- Data entries -
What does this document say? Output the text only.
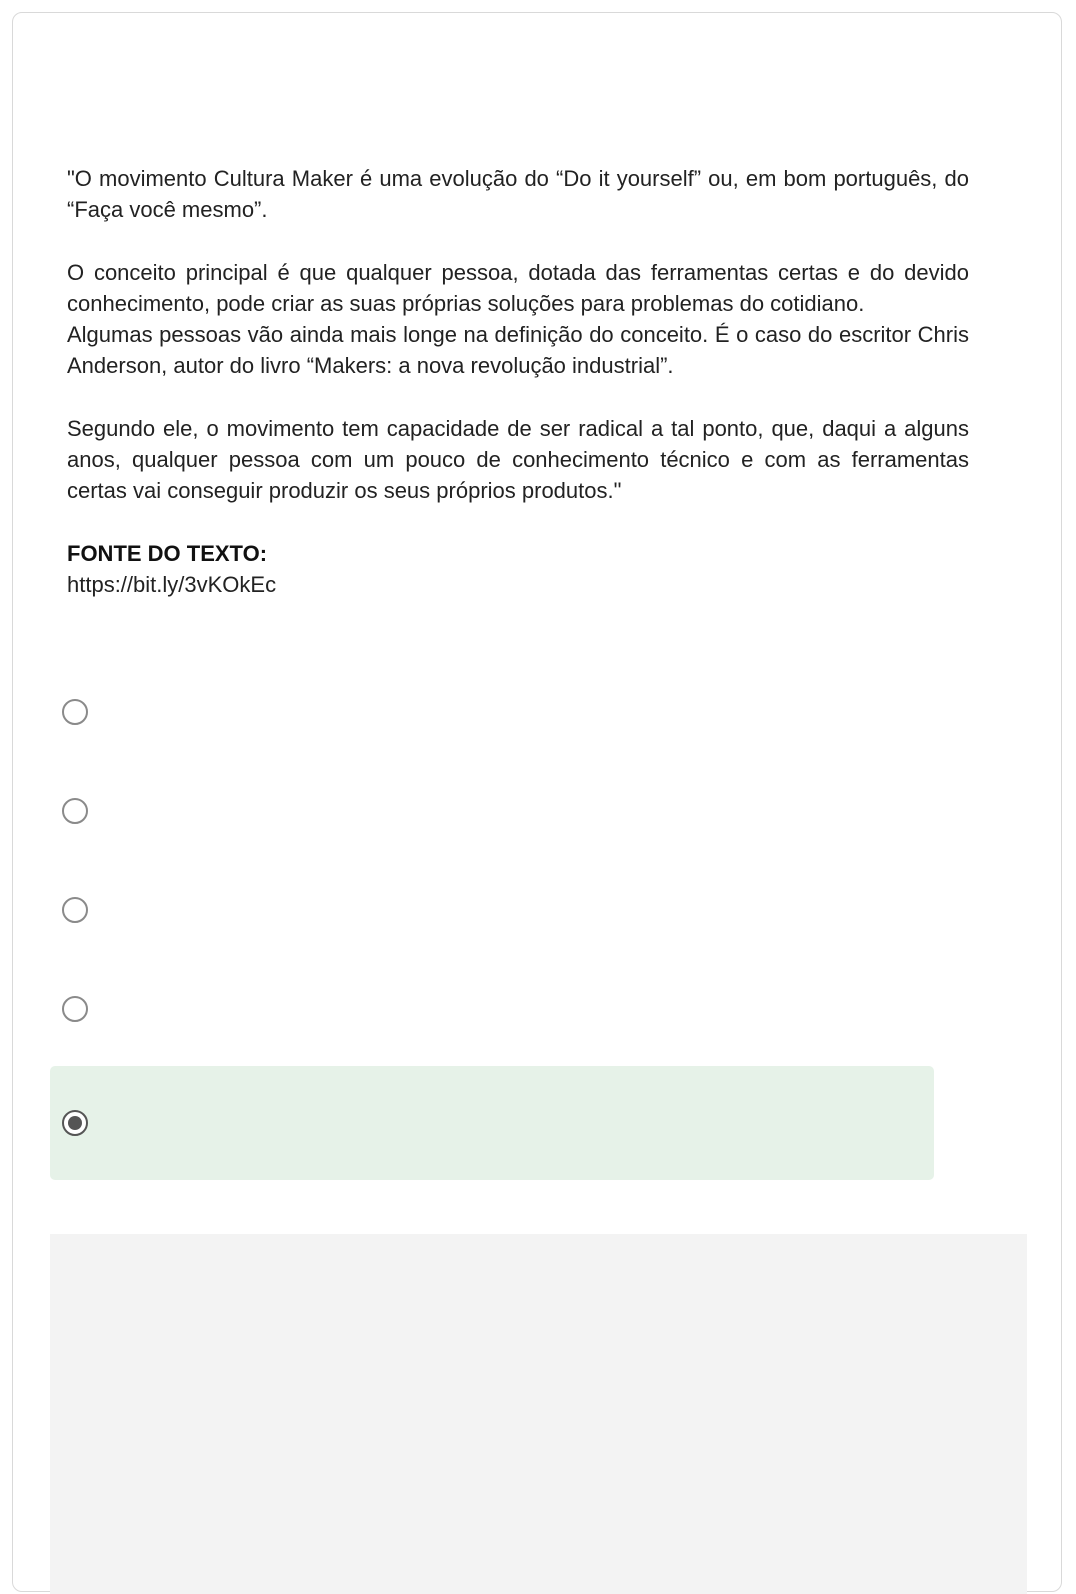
"O movimento Cultura Maker é uma evolução do “Do it yourself” ou, em bom português, do “Faça você mesmo”.

O conceito principal é que qualquer pessoa, dotada das ferramentas certas e do devido conhecimento, pode criar as suas próprias soluções para problemas do cotidiano.

Algumas pessoas vão ainda mais longe na definição do conceito. É o caso do escritor Chris Anderson, autor do livro “Makers: a nova revolução industrial”.

Segundo ele, o movimento tem capacidade de ser radical a tal ponto, que, daqui a alguns anos, qualquer pessoa com um pouco de conhecimento técnico e com as ferramentas certas vai conseguir produzir os seus próprios produtos."

FONTE DO TEXTO:

https://bit.ly/3vKOkEc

- The exercise -
Find the string "qualquer" in the entries above and return each line that holds it.

- Task output -
O conceito principal é que qualquer pessoa, dotada das ferramentas certas e do devido conhecimento, pode criar as suas próprias soluções para problemas do cotidiano.
Segundo ele, o movimento tem capacidade de ser radical a tal ponto, que, daqui a alguns anos, qualquer pessoa com um pouco de conhecimento técnico e com as ferramentas certas vai conseguir produzir os seus próprios produtos."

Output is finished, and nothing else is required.